§ Exercise: Return every record below exactly as written, omitting any pictures.

:: Data section

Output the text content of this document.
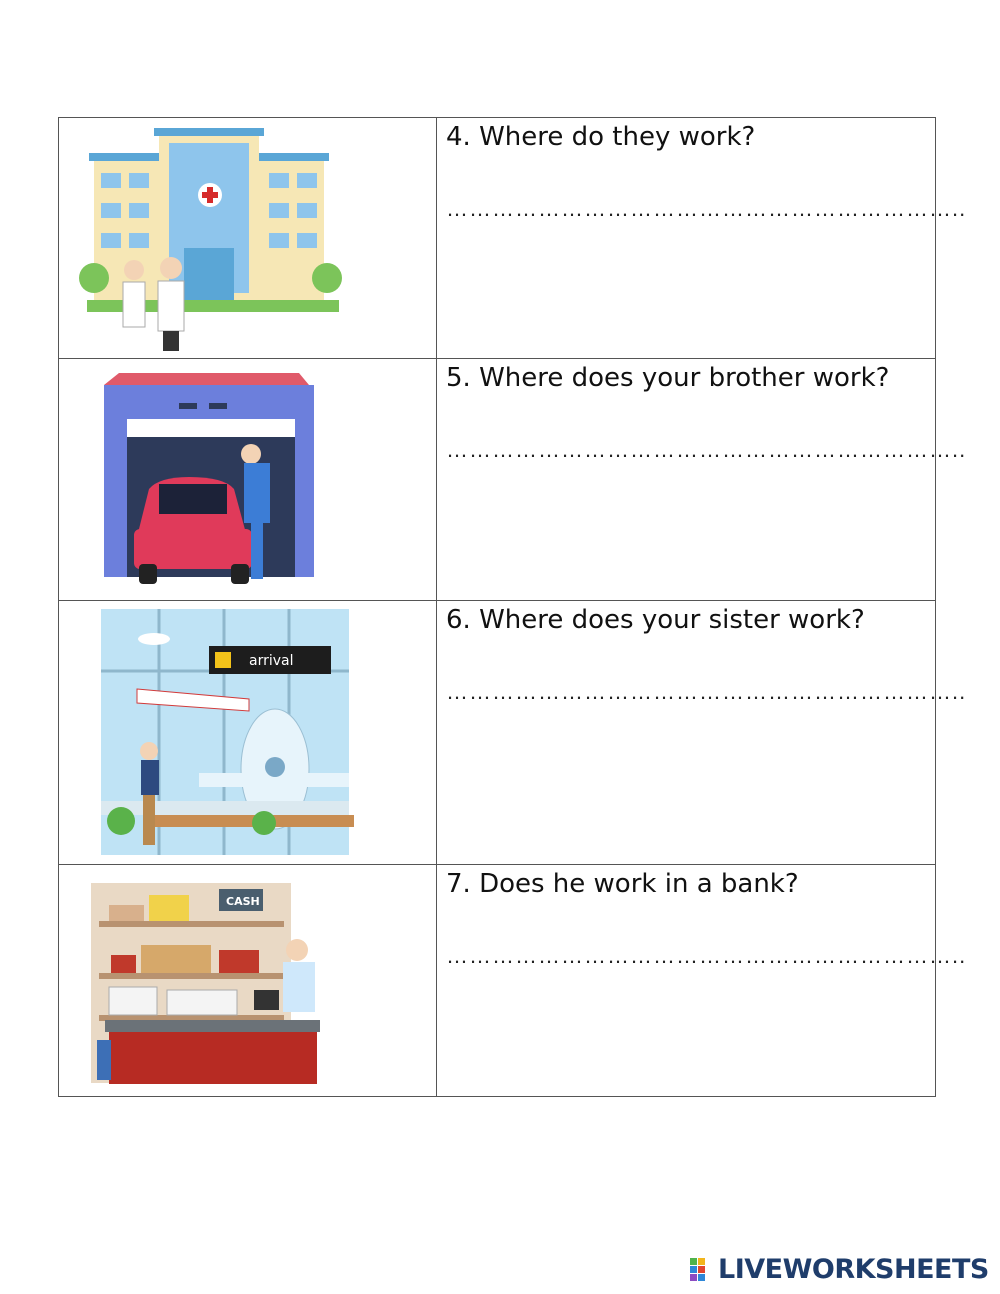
4. Where do they work?
…………………………………………………………..

5. Where does your brother work?
…………………………………………………………..

arrival	6. Where does your sister work?
…………………………………………………………..

CASH	7. Does he work in a bank?
…………………………………………………………..
LIVEWORKSHEETS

::::

§ Output:
Output the text content of this document.
4. Where do they work?
…………………………………………………………..

5. Where does your brother work?
…………………………………………………………..

arrival	6. Where does your sister work?
…………………………………………………………..

CASH	7. Does he work in a bank?
…………………………………………………………..
LIVEWORKSHEETS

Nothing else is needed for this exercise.